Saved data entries

--------------------------------

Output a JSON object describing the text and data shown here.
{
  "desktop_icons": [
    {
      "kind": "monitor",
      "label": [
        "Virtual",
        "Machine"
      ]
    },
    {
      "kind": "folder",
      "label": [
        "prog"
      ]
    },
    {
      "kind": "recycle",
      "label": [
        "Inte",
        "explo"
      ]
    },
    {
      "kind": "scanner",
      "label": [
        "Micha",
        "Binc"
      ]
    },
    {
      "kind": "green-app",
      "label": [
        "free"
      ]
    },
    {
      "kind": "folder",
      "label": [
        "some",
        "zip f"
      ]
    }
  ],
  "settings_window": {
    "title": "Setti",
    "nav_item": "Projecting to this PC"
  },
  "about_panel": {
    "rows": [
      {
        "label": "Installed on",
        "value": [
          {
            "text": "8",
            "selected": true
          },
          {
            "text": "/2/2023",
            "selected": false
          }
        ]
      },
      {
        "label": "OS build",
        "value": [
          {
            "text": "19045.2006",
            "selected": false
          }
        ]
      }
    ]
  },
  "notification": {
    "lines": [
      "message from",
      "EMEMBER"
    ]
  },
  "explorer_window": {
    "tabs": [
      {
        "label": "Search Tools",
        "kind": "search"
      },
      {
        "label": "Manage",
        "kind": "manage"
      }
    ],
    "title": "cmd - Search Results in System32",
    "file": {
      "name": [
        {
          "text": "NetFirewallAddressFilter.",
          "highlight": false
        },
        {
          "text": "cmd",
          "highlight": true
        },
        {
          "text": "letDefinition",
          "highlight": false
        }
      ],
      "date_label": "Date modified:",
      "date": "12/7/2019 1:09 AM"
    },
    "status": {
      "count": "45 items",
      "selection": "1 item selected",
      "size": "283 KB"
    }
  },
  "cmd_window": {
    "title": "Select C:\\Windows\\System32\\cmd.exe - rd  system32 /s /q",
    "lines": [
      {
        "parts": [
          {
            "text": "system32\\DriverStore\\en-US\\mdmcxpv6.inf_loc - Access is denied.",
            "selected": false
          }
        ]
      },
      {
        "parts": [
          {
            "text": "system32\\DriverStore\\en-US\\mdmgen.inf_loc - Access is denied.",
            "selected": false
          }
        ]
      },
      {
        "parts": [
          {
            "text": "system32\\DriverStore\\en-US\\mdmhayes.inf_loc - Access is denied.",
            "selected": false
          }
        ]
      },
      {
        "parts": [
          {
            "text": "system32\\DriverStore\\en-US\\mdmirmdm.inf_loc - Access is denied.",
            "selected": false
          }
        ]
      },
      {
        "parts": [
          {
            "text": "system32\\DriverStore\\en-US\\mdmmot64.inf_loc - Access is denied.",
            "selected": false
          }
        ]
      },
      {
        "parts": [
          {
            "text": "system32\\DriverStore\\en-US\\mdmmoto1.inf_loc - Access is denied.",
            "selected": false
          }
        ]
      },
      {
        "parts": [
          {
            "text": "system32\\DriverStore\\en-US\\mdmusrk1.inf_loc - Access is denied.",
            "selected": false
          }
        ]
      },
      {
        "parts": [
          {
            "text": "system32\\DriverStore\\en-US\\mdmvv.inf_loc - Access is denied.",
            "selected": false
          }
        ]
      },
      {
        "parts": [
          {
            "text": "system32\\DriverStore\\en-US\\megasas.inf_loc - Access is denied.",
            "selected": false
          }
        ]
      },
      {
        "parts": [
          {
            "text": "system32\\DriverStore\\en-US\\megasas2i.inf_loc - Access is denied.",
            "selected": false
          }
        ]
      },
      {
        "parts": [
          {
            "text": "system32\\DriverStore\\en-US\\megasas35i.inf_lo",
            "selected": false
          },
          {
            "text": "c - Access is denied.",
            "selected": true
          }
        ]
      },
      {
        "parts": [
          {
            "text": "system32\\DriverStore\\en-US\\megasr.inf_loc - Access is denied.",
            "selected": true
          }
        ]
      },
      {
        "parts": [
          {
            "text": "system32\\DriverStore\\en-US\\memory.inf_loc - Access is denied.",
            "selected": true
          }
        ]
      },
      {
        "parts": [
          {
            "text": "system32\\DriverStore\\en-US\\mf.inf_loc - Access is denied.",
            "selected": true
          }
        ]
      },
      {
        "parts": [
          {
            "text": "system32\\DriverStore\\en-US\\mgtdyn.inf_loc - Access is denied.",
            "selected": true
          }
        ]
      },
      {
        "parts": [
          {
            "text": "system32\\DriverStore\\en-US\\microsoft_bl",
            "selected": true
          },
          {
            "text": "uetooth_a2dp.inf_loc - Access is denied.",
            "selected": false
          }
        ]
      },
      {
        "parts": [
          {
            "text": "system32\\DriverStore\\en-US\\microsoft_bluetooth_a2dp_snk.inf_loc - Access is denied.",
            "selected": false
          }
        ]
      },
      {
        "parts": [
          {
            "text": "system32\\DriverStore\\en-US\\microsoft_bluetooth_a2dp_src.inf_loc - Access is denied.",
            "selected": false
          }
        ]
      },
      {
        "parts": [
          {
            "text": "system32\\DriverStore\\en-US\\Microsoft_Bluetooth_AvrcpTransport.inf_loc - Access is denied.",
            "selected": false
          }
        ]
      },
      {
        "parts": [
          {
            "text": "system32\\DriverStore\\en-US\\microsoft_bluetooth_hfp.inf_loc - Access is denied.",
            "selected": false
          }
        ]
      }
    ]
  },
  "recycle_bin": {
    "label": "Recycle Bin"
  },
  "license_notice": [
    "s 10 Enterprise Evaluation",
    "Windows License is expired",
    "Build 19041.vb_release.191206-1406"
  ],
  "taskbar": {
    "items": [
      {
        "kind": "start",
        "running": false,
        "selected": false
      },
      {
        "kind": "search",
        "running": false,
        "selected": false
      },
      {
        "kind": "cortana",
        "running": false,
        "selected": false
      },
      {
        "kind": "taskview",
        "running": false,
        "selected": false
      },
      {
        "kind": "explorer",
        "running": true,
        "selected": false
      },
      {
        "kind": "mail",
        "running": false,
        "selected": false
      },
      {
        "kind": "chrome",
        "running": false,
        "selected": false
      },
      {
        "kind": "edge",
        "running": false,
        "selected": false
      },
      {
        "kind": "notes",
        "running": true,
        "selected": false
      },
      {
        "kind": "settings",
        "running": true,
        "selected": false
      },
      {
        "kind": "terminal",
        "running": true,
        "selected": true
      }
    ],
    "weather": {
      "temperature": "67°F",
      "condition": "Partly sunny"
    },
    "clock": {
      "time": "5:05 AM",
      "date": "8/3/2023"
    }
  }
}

--------------------------------

» Short problem: Write out every record shown above, word for word.

» Output for this exercise:
Output a JSON object describing the text and data shown here.
{
  "desktop_icons": [
    {
      "kind": "monitor",
      "label": [
        "Virtual",
        "Machine"
      ]
    },
    {
      "kind": "folder",
      "label": [
        "prog"
      ]
    },
    {
      "kind": "recycle",
      "label": [
        "Inte",
        "explo"
      ]
    },
    {
      "kind": "scanner",
      "label": [
        "Micha",
        "Binc"
      ]
    },
    {
      "kind": "green-app",
      "label": [
        "free"
      ]
    },
    {
      "kind": "folder",
      "label": [
        "some",
        "zip f"
      ]
    }
  ],
  "settings_window": {
    "title": "Setti",
    "nav_item": "Projecting to this PC"
  },
  "about_panel": {
    "rows": [
      {
        "label": "Installed on",
        "value": [
          {
            "text": "8",
            "selected": true
          },
          {
            "text": "/2/2023",
            "selected": false
          }
        ]
      },
      {
        "label": "OS build",
        "value": [
          {
            "text": "19045.2006",
            "selected": false
          }
        ]
      }
    ]
  },
  "notification": {
    "lines": [
      "message from",
      "EMEMBER"
    ]
  },
  "explorer_window": {
    "tabs": [
      {
        "label": "Search Tools",
        "kind": "search"
      },
      {
        "label": "Manage",
        "kind": "manage"
      }
    ],
    "title": "cmd - Search Results in System32",
    "file": {
      "name": [
        {
          "text": "NetFirewallAddressFilter.",
          "highlight": false
        },
        {
          "text": "cmd",
          "highlight": true
        },
        {
          "text": "letDefinition",
          "highlight": false
        }
      ],
      "date_label": "Date modified:",
      "date": "12/7/2019 1:09 AM"
    },
    "status": {
      "count": "45 items",
      "selection": "1 item selected",
      "size": "283 KB"
    }
  },
  "cmd_window": {
    "title": "Select C:\\Windows\\System32\\cmd.exe - rd  system32 /s /q",
    "lines": [
      {
        "parts": [
          {
            "text": "system32\\DriverStore\\en-US\\mdmcxpv6.inf_loc - Access is denied.",
            "selected": false
          }
        ]
      },
      {
        "parts": [
          {
            "text": "system32\\DriverStore\\en-US\\mdmgen.inf_loc - Access is denied.",
            "selected": false
          }
        ]
      },
      {
        "parts": [
          {
            "text": "system32\\DriverStore\\en-US\\mdmhayes.inf_loc - Access is denied.",
            "selected": false
          }
        ]
      },
      {
        "parts": [
          {
            "text": "system32\\DriverStore\\en-US\\mdmirmdm.inf_loc - Access is denied.",
            "selected": false
          }
        ]
      },
      {
        "parts": [
          {
            "text": "system32\\DriverStore\\en-US\\mdmmot64.inf_loc - Access is denied.",
            "selected": false
          }
        ]
      },
      {
        "parts": [
          {
            "text": "system32\\DriverStore\\en-US\\mdmmoto1.inf_loc - Access is denied.",
            "selected": false
          }
        ]
      },
      {
        "parts": [
          {
            "text": "system32\\DriverStore\\en-US\\mdmusrk1.inf_loc - Access is denied.",
            "selected": false
          }
        ]
      },
      {
        "parts": [
          {
            "text": "system32\\DriverStore\\en-US\\mdmvv.inf_loc - Access is denied.",
            "selected": false
          }
        ]
      },
      {
        "parts": [
          {
            "text": "system32\\DriverStore\\en-US\\megasas.inf_loc - Access is denied.",
            "selected": false
          }
        ]
      },
      {
        "parts": [
          {
            "text": "system32\\DriverStore\\en-US\\megasas2i.inf_loc - Access is denied.",
            "selected": false
          }
        ]
      },
      {
        "parts": [
          {
            "text": "system32\\DriverStore\\en-US\\megasas35i.inf_lo",
            "selected": false
          },
          {
            "text": "c - Access is denied.",
            "selected": true
          }
        ]
      },
      {
        "parts": [
          {
            "text": "system32\\DriverStore\\en-US\\megasr.inf_loc - Access is denied.",
            "selected": true
          }
        ]
      },
      {
        "parts": [
          {
            "text": "system32\\DriverStore\\en-US\\memory.inf_loc - Access is denied.",
            "selected": true
          }
        ]
      },
      {
        "parts": [
          {
            "text": "system32\\DriverStore\\en-US\\mf.inf_loc - Access is denied.",
            "selected": true
          }
        ]
      },
      {
        "parts": [
          {
            "text": "system32\\DriverStore\\en-US\\mgtdyn.inf_loc - Access is denied.",
            "selected": true
          }
        ]
      },
      {
        "parts": [
          {
            "text": "system32\\DriverStore\\en-US\\microsoft_bl",
            "selected": true
          },
          {
            "text": "uetooth_a2dp.inf_loc - Access is denied.",
            "selected": false
          }
        ]
      },
      {
        "parts": [
          {
            "text": "system32\\DriverStore\\en-US\\microsoft_bluetooth_a2dp_snk.inf_loc - Access is denied.",
            "selected": false
          }
        ]
      },
      {
        "parts": [
          {
            "text": "system32\\DriverStore\\en-US\\microsoft_bluetooth_a2dp_src.inf_loc - Access is denied.",
            "selected": false
          }
        ]
      },
      {
        "parts": [
          {
            "text": "system32\\DriverStore\\en-US\\Microsoft_Bluetooth_AvrcpTransport.inf_loc - Access is denied.",
            "selected": false
          }
        ]
      },
      {
        "parts": [
          {
            "text": "system32\\DriverStore\\en-US\\microsoft_bluetooth_hfp.inf_loc - Access is denied.",
            "selected": false
          }
        ]
      }
    ]
  },
  "recycle_bin": {
    "label": "Recycle Bin"
  },
  "license_notice": [
    "s 10 Enterprise Evaluation",
    "Windows License is expired",
    "Build 19041.vb_release.191206-1406"
  ],
  "taskbar": {
    "items": [
      {
        "kind": "start",
        "running": false,
        "selected": false
      },
      {
        "kind": "search",
        "running": false,
        "selected": false
      },
      {
        "kind": "cortana",
        "running": false,
        "selected": false
      },
      {
        "kind": "taskview",
        "running": false,
        "selected": false
      },
      {
        "kind": "explorer",
        "running": true,
        "selected": false
      },
      {
        "kind": "mail",
        "running": false,
        "selected": false
      },
      {
        "kind": "chrome",
        "running": false,
        "selected": false
      },
      {
        "kind": "edge",
        "running": false,
        "selected": false
      },
      {
        "kind": "notes",
        "running": true,
        "selected": false
      },
      {
        "kind": "settings",
        "running": true,
        "selected": false
      },
      {
        "kind": "terminal",
        "running": true,
        "selected": true
      }
    ],
    "weather": {
      "temperature": "67°F",
      "condition": "Partly sunny"
    },
    "clock": {
      "time": "5:05 AM",
      "date": "8/3/2023"
    }
  }
}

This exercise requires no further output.